== Provided passage ==
------------------------------------------------

Engage Festival 2020: Engagement, innovation and change
We’re delighted to announce our plans for Engage 2020! With Covid-19 redefining our world, there has never been a more important time to stay connected, so we have decided to do Engage a bit differently this year…..
The Engage Festival is an online extravaganza which will take place from Monday 30th November – Friday 4th of December. Bringing together all of those keen to support the role of public engagement in reimagining our world, the programme is the ultimate in tailorable experiences, with delegates being able to develop their own programme that fits their interests and their availability.
The programme will include key-note plenaries, small and large workshops, and networking events. We are inviting the sector to develop and showcase high quality engagement practice both in terms of content and delivery. For those wanting to curate something really innovative, we are making small bursaries available, enabling our community to push the boundaries of online engagement, explore other innovative ways of bringing people together, or to develop tools and methods to approach engagement in our current context.
With a wide array of platforms, session formats, timings, and ticket pricing, we hope that this will be an event that is open to all.
Engage 2020 Themes
Engage 2020 will explore these questions:
- What is the role of universities in our rapidly changing context? With Covid-19 changing the face of society, how can we reimagine the contribution universities can make? What is the role of public engagement in how universities respond?
- As we develop new approaches to engagement, how can we ensure that our work is inclusive, and appropriate to the interests and needs of those we work with? Are our emergent practices creating new barriers to engagement, and how can we respond to this?

------------------------------------------------

[Dataset entries]

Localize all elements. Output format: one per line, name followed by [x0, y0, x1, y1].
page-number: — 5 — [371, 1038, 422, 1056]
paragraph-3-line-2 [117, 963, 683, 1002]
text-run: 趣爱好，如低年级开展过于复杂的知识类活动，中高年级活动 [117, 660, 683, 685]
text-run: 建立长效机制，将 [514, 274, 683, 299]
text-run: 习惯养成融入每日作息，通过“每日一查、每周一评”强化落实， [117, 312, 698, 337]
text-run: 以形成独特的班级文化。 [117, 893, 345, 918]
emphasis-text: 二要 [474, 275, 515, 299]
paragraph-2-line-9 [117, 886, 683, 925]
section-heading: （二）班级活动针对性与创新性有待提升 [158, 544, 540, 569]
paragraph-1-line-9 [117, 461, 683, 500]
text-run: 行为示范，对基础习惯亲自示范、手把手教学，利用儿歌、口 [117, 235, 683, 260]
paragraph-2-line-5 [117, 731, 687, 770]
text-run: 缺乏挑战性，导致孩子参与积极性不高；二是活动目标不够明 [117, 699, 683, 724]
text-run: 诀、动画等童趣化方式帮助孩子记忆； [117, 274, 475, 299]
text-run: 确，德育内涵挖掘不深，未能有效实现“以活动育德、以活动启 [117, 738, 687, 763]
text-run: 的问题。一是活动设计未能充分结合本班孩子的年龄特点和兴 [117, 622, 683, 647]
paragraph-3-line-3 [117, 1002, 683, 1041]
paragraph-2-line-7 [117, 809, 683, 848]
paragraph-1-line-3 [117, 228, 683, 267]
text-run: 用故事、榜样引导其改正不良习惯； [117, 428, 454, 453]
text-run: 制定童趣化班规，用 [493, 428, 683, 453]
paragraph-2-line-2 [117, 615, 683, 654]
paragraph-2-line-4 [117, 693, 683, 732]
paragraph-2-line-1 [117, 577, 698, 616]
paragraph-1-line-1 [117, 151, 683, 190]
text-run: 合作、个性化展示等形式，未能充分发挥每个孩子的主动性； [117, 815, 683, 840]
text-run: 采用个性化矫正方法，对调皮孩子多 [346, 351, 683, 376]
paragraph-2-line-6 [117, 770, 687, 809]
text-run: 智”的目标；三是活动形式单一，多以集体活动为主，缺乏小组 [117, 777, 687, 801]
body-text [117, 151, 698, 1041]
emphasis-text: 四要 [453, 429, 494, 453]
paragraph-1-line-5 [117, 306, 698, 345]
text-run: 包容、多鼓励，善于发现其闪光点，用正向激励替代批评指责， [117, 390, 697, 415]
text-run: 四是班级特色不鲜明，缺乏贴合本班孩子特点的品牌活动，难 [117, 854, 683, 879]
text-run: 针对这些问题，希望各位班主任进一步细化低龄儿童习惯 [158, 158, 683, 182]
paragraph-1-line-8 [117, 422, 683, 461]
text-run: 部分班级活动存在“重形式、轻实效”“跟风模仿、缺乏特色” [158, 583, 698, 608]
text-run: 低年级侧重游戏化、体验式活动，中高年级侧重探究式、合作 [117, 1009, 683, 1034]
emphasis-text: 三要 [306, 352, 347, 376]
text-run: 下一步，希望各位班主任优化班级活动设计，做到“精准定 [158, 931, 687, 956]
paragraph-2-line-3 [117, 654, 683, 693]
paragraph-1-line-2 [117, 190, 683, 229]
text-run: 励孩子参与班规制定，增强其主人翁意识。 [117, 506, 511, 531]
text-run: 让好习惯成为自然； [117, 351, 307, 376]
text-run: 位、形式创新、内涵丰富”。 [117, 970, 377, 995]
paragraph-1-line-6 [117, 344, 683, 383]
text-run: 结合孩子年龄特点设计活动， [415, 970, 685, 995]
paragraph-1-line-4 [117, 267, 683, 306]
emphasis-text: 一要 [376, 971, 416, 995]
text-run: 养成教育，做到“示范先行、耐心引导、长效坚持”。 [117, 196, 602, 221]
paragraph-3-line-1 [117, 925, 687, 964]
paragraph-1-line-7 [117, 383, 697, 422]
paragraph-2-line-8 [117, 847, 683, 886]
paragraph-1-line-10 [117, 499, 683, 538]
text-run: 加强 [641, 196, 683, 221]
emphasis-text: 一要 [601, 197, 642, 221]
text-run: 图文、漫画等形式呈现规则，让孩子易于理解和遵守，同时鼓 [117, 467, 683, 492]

------------------------------------------------

== What you should do ==
Quote the full text about the Engage Festival 2020, word for word. The entries were drawn from a different source than the text.

== Answer space ==
Engage Festival 2020: Engagement, innovation and change
We’re delighted to announce our plans for Engage 2020! With Covid-19 redefining our world, there has never been a more important time to stay connected, so we have decided to do Engage a bit differently this year…..
The Engage Festival is an online extravaganza which will take place from Monday 30th November – Friday 4th of December. Bringing together all of those keen to support the role of public engagement in reimagining our world, the programme is the ultimate in tailorable experiences, with delegates being able to develop their own programme that fits their interests and their availability.
The programme will include key-note plenaries, small and large workshops, and networking events. We are inviting the sector to develop and showcase high quality engagement practice both in terms of content and delivery. For those wanting to curate something really innovative, we are making small bursaries available, enabling our community to push the boundaries of online engagement, explore other innovative ways of bringing people together, or to develop tools and methods to approach engagement in our current context.
With a wide array of platforms, session formats, timings, and ticket pricing, we hope that this will be an event that is open to all.
Engage 2020 Themes
Engage 2020 will explore these questions:
- What is the role of universities in our rapidly changing context? With Covid-19 changing the face of society, how can we reimagine the contribution universities can make? What is the role of public engagement in how universities respond?
- As we develop new approaches to engagement, how can we ensure that our work is inclusive, and appropriate to the interests and needs of those we work with? Are our emergent practices creating new barriers to engagement, and how can we respond to this?